**Given records**.
· · · ·

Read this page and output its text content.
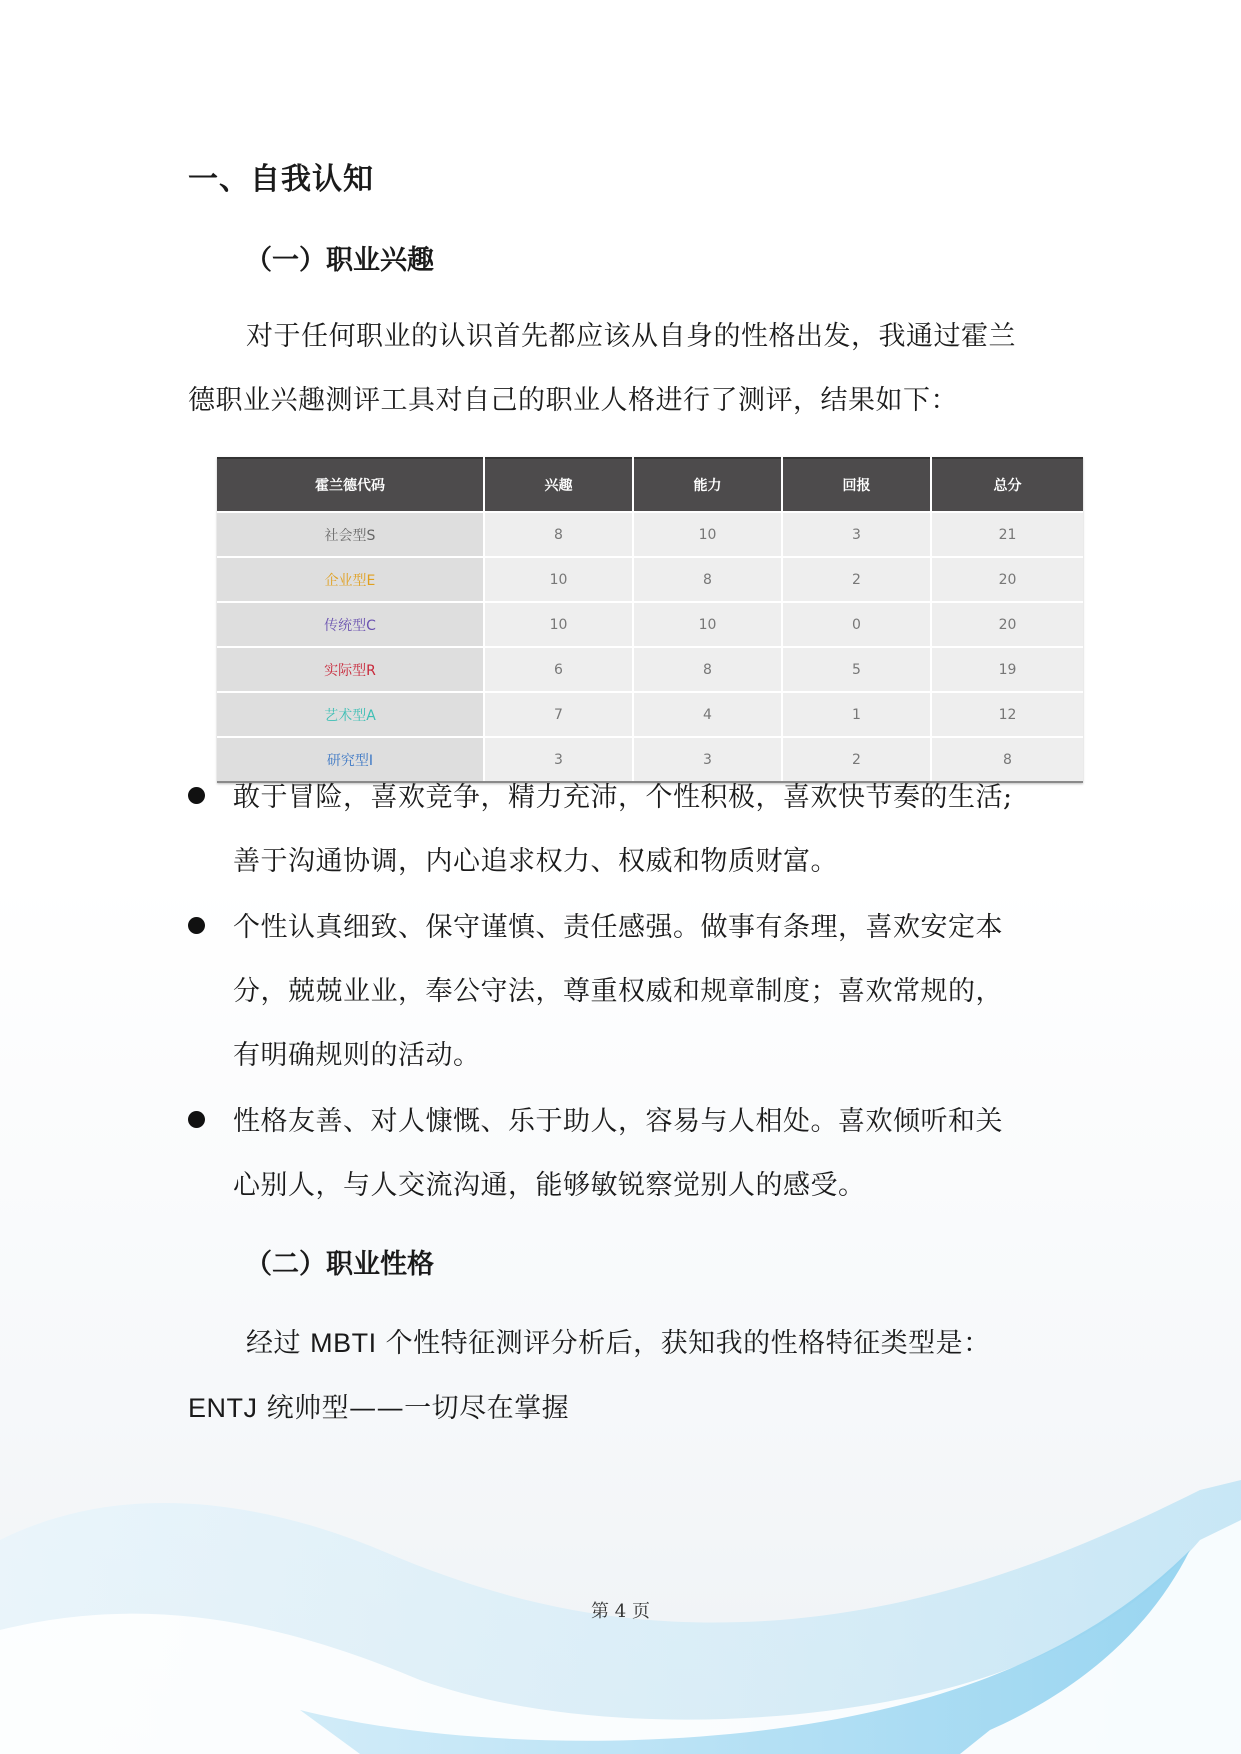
一、自我认知
（一）职业兴趣
对于任何职业的认识首先都应该从自身的性格出发，我通过霍兰
德职业兴趣测评工具对自己的职业人格进行了测评，结果如下：
霍兰德代码	兴趣	能力	回报	总分
社会型S	8	10	3	21
企业型E	10	8	2	20
传统型C	10	10	0	20
实际型R	6	8	5	19
艺术型A	7	4	1	12
研究型I	3	3	2	8
敢于冒险，喜欢竞争，精力充沛，个性积极，喜欢快节奏的生活;
善于沟通协调，内心追求权力、权威和物质财富。
个性认真细致、保守谨慎、责任感强。做事有条理，喜欢安定本
分，兢兢业业，奉公守法，尊重权威和规章制度；喜欢常规的，
有明确规则的活动。
性格友善、对人慷慨、乐于助人，容易与人相处。喜欢倾听和关
心别人，与人交流沟通，能够敏锐察觉别人的感受。
（二）职业性格
经过 MBTI 个性特征测评分析后，获知我的性格特征类型是：
ENTJ 统帅型——一切尽在掌握
第 4 页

· · · ·

**Task details**. Reproduce the full listing faithfully, but do not carry over any pictures.

**Written answer**.
Read this page and output its text content.
一、自我认知
（一）职业兴趣
对于任何职业的认识首先都应该从自身的性格出发，我通过霍兰
德职业兴趣测评工具对自己的职业人格进行了测评，结果如下：
霍兰德代码	兴趣	能力	回报	总分
社会型S	8	10	3	21
企业型E	10	8	2	20
传统型C	10	10	0	20
实际型R	6	8	5	19
艺术型A	7	4	1	12
研究型I	3	3	2	8
敢于冒险，喜欢竞争，精力充沛，个性积极，喜欢快节奏的生活;
善于沟通协调，内心追求权力、权威和物质财富。
个性认真细致、保守谨慎、责任感强。做事有条理，喜欢安定本
分，兢兢业业，奉公守法，尊重权威和规章制度；喜欢常规的，
有明确规则的活动。
性格友善、对人慷慨、乐于助人，容易与人相处。喜欢倾听和关
心别人，与人交流沟通，能够敏锐察觉别人的感受。
（二）职业性格
经过 MBTI 个性特征测评分析后，获知我的性格特征类型是：
ENTJ 统帅型——一切尽在掌握
第 4 页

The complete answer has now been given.